**Given records**:
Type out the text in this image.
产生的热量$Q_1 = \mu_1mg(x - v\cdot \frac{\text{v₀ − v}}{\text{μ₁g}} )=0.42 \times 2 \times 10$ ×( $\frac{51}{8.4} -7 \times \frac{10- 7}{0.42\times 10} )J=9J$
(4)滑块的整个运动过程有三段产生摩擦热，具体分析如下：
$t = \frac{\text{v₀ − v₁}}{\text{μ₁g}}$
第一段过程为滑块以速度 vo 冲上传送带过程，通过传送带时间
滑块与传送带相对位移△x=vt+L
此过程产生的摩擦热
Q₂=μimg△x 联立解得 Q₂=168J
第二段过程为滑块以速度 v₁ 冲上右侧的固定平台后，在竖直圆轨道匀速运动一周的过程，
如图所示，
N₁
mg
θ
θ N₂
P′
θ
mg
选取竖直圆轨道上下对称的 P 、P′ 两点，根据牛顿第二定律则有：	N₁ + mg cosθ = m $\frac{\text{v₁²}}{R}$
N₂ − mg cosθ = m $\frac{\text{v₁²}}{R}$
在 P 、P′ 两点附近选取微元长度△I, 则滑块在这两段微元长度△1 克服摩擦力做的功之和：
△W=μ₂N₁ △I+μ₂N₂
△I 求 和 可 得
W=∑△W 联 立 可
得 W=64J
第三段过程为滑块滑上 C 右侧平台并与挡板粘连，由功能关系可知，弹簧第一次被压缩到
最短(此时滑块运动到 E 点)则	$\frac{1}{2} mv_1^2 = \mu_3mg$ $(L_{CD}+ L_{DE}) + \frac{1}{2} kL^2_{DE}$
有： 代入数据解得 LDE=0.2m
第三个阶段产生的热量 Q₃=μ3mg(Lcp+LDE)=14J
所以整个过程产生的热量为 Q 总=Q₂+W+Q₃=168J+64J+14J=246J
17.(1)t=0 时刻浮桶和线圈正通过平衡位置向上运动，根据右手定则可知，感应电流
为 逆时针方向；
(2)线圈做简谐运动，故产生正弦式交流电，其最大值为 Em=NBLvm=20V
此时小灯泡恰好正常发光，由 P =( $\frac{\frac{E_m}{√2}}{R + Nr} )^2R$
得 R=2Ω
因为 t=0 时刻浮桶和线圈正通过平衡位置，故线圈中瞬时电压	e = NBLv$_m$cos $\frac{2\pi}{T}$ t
==
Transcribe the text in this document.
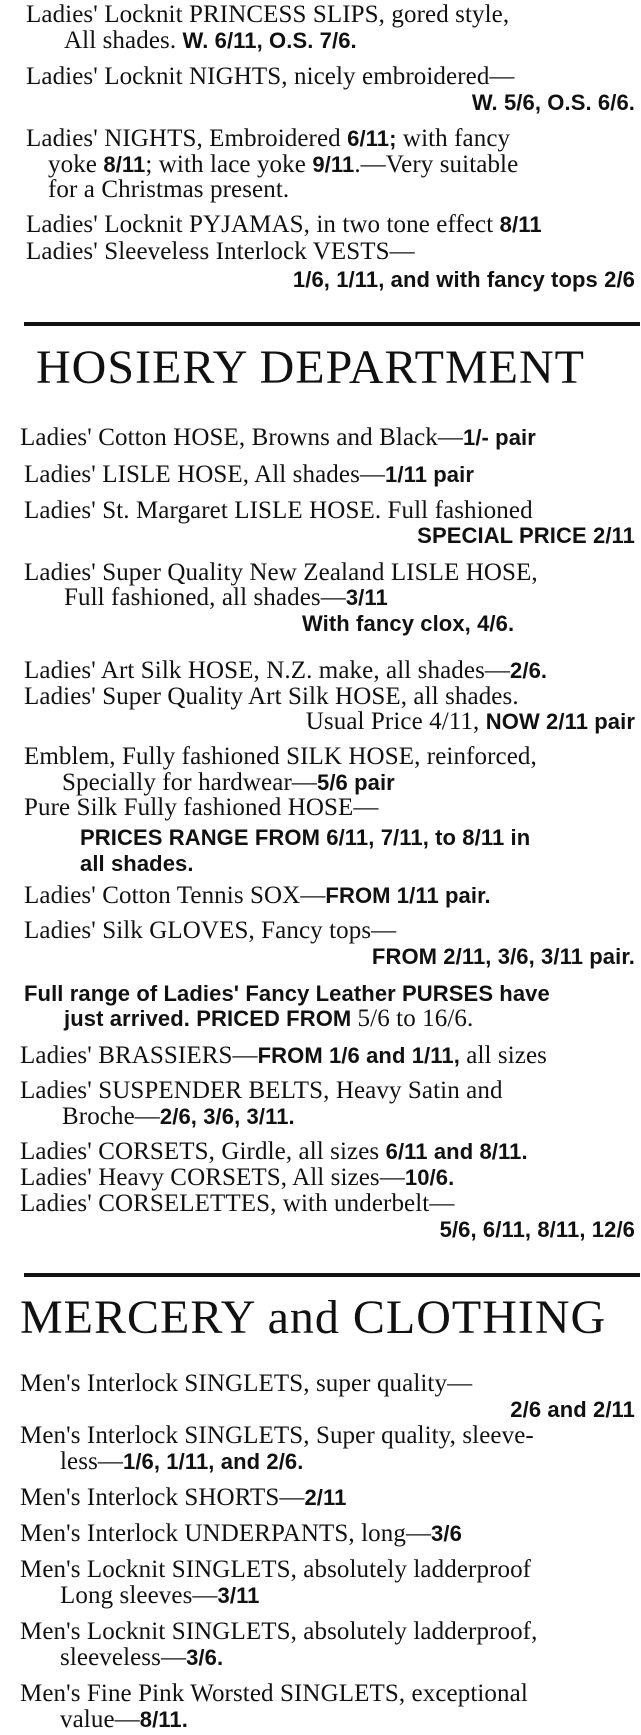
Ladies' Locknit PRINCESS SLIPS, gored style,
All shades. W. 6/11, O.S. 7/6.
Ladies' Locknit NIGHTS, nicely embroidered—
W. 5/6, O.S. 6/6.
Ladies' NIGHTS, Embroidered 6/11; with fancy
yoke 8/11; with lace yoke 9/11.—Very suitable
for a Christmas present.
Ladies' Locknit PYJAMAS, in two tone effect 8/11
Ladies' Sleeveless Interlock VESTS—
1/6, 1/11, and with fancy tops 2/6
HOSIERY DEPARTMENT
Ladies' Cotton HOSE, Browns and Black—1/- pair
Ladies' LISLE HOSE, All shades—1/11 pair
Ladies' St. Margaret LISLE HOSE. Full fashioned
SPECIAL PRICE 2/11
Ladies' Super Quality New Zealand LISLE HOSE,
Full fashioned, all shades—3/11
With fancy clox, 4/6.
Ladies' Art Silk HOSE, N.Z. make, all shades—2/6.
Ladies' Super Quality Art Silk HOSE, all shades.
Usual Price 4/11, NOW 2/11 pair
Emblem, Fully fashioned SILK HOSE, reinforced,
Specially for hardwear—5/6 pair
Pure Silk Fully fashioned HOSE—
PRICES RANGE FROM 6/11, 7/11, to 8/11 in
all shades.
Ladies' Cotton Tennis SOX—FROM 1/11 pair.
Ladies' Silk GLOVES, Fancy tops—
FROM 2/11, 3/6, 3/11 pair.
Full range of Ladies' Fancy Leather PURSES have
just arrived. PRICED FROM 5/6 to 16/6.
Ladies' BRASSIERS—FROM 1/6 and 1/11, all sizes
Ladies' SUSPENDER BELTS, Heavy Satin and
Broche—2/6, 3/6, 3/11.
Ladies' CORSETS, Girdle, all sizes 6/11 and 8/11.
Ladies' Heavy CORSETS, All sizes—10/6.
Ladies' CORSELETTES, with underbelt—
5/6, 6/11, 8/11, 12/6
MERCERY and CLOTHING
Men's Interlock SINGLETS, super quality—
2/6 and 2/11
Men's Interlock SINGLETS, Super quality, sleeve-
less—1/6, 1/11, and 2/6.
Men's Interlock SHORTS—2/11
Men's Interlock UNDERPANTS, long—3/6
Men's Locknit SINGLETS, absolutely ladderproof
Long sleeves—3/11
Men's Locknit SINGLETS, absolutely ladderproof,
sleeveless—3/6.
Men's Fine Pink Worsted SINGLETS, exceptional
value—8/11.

**Task details**: Go through the entries and return each line where the word "CORSETS" appears.

**Written reply**:
Ladies' CORSETS, Girdle, all sizes 6/11 and 8/11.
Ladies' Heavy CORSETS, All sizes—10/6.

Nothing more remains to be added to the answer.